>>>
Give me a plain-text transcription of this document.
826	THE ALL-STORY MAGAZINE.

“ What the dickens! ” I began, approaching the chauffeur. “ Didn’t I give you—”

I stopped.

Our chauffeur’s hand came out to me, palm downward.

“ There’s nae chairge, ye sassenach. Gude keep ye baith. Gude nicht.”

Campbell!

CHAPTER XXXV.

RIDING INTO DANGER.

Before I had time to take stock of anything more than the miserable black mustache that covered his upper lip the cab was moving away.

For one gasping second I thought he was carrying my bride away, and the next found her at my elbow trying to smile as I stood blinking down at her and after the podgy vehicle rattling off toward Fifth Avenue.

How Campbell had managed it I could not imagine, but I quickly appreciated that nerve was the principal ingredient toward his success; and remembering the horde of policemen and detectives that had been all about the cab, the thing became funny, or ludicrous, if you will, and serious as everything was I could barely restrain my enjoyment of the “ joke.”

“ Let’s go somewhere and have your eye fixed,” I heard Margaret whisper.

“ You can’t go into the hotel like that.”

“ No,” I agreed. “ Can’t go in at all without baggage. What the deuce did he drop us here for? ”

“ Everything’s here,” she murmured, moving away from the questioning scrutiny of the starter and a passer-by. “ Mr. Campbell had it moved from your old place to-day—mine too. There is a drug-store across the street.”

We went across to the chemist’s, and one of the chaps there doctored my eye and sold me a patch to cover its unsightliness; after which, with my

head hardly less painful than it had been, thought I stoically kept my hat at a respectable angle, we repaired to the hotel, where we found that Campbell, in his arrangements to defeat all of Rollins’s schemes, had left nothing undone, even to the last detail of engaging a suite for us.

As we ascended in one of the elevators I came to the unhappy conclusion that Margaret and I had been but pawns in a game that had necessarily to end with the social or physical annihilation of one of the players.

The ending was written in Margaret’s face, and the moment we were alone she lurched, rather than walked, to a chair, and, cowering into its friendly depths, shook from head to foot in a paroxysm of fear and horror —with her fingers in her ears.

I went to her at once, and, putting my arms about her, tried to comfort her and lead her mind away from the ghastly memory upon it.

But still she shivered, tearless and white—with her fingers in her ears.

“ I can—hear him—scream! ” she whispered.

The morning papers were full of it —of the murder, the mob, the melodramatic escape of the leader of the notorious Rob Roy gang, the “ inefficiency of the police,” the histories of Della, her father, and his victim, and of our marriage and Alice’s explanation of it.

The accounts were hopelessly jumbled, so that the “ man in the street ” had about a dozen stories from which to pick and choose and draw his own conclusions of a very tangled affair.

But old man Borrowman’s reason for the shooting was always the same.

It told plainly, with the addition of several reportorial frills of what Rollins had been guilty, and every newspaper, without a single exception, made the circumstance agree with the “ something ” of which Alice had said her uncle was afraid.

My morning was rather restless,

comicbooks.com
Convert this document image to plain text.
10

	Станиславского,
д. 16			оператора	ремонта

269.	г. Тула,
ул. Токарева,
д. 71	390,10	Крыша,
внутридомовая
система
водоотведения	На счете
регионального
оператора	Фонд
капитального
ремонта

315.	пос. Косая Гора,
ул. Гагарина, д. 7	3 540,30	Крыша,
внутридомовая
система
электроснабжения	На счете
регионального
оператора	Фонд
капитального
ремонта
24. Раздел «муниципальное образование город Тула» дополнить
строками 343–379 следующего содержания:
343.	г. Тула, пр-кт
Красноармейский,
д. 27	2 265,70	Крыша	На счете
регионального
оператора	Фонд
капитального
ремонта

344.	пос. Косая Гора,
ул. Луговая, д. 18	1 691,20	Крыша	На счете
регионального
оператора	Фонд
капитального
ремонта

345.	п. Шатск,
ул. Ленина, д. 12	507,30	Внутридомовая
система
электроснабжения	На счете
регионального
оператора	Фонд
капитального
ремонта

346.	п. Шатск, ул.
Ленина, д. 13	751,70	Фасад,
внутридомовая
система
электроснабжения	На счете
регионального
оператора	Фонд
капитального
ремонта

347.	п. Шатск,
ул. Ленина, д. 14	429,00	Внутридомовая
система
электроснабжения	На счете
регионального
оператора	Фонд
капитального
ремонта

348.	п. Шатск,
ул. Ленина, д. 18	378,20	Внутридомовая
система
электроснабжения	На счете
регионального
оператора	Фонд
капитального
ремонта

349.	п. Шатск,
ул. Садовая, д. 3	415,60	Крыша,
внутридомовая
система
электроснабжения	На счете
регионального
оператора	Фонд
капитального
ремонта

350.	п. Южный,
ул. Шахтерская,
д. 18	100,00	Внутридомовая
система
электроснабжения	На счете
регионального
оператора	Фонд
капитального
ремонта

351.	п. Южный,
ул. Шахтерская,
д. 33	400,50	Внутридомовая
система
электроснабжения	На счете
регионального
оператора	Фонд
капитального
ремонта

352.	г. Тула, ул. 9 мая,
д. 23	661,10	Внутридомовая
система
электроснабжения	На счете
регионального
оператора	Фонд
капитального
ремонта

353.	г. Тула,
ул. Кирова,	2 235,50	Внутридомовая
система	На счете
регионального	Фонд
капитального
<<<
> _WHAT THIS TASK INVOLVES_
Write out the listing once more, matching it exactly.

> _THE RESULT_
Give me a plain-text transcription of this document.
826	THE ALL-STORY MAGAZINE.

“ What the dickens! ” I began, approaching the chauffeur. “ Didn’t I give you—”

I stopped.

Our chauffeur’s hand came out to me, palm downward.

“ There’s nae chairge, ye sassenach. Gude keep ye baith. Gude nicht.”

Campbell!

CHAPTER XXXV.

RIDING INTO DANGER.

Before I had time to take stock of anything more than the miserable black mustache that covered his upper lip the cab was moving away.

For one gasping second I thought he was carrying my bride away, and the next found her at my elbow trying to smile as I stood blinking down at her and after the podgy vehicle rattling off toward Fifth Avenue.

How Campbell had managed it I could not imagine, but I quickly appreciated that nerve was the principal ingredient toward his success; and remembering the horde of policemen and detectives that had been all about the cab, the thing became funny, or ludicrous, if you will, and serious as everything was I could barely restrain my enjoyment of the “ joke.”

“ Let’s go somewhere and have your eye fixed,” I heard Margaret whisper.

“ You can’t go into the hotel like that.”

“ No,” I agreed. “ Can’t go in at all without baggage. What the deuce did he drop us here for? ”

“ Everything’s here,” she murmured, moving away from the questioning scrutiny of the starter and a passer-by. “ Mr. Campbell had it moved from your old place to-day—mine too. There is a drug-store across the street.”

We went across to the chemist’s, and one of the chaps there doctored my eye and sold me a patch to cover its unsightliness; after which, with my

head hardly less painful than it had been, thought I stoically kept my hat at a respectable angle, we repaired to the hotel, where we found that Campbell, in his arrangements to defeat all of Rollins’s schemes, had left nothing undone, even to the last detail of engaging a suite for us.

As we ascended in one of the elevators I came to the unhappy conclusion that Margaret and I had been but pawns in a game that had necessarily to end with the social or physical annihilation of one of the players.

The ending was written in Margaret’s face, and the moment we were alone she lurched, rather than walked, to a chair, and, cowering into its friendly depths, shook from head to foot in a paroxysm of fear and horror —with her fingers in her ears.

I went to her at once, and, putting my arms about her, tried to comfort her and lead her mind away from the ghastly memory upon it.

But still she shivered, tearless and white—with her fingers in her ears.

“ I can—hear him—scream! ” she whispered.

The morning papers were full of it —of the murder, the mob, the melodramatic escape of the leader of the notorious Rob Roy gang, the “ inefficiency of the police,” the histories of Della, her father, and his victim, and of our marriage and Alice’s explanation of it.

The accounts were hopelessly jumbled, so that the “ man in the street ” had about a dozen stories from which to pick and choose and draw his own conclusions of a very tangled affair.

But old man Borrowman’s reason for the shooting was always the same.

It told plainly, with the addition of several reportorial frills of what Rollins had been guilty, and every newspaper, without a single exception, made the circumstance agree with the “ something ” of which Alice had said her uncle was afraid.

My morning was rather restless,

comicbooks.com
Convert this document image to plain text.
10

	Станиславского,
д. 16			оператора	ремонта

269.	г. Тула,
ул. Токарева,
д. 71	390,10	Крыша,
внутридомовая
система
водоотведения	На счете
регионального
оператора	Фонд
капитального
ремонта

315.	пос. Косая Гора,
ул. Гагарина, д. 7	3 540,30	Крыша,
внутридомовая
система
электроснабжения	На счете
регионального
оператора	Фонд
капитального
ремонта
24. Раздел «муниципальное образование город Тула» дополнить
строками 343–379 следующего содержания:
343.	г. Тула, пр-кт
Красноармейский,
д. 27	2 265,70	Крыша	На счете
регионального
оператора	Фонд
капитального
ремонта

344.	пос. Косая Гора,
ул. Луговая, д. 18	1 691,20	Крыша	На счете
регионального
оператора	Фонд
капитального
ремонта

345.	п. Шатск,
ул. Ленина, д. 12	507,30	Внутридомовая
система
электроснабжения	На счете
регионального
оператора	Фонд
капитального
ремонта

346.	п. Шатск, ул.
Ленина, д. 13	751,70	Фасад,
внутридомовая
система
электроснабжения	На счете
регионального
оператора	Фонд
капитального
ремонта

347.	п. Шатск,
ул. Ленина, д. 14	429,00	Внутридомовая
система
электроснабжения	На счете
регионального
оператора	Фонд
капитального
ремонта

348.	п. Шатск,
ул. Ленина, д. 18	378,20	Внутридомовая
система
электроснабжения	На счете
регионального
оператора	Фонд
капитального
ремонта

349.	п. Шатск,
ул. Садовая, д. 3	415,60	Крыша,
внутридомовая
система
электроснабжения	На счете
регионального
оператора	Фонд
капитального
ремонта

350.	п. Южный,
ул. Шахтерская,
д. 18	100,00	Внутридомовая
система
электроснабжения	На счете
регионального
оператора	Фонд
капитального
ремонта

351.	п. Южный,
ул. Шахтерская,
д. 33	400,50	Внутридомовая
система
электроснабжения	На счете
регионального
оператора	Фонд
капитального
ремонта

352.	г. Тула, ул. 9 мая,
д. 23	661,10	Внутридомовая
система
электроснабжения	На счете
регионального
оператора	Фонд
капитального
ремонта

353.	г. Тула,
ул. Кирова,	2 235,50	Внутридомовая
система	На счете
регионального	Фонд
капитального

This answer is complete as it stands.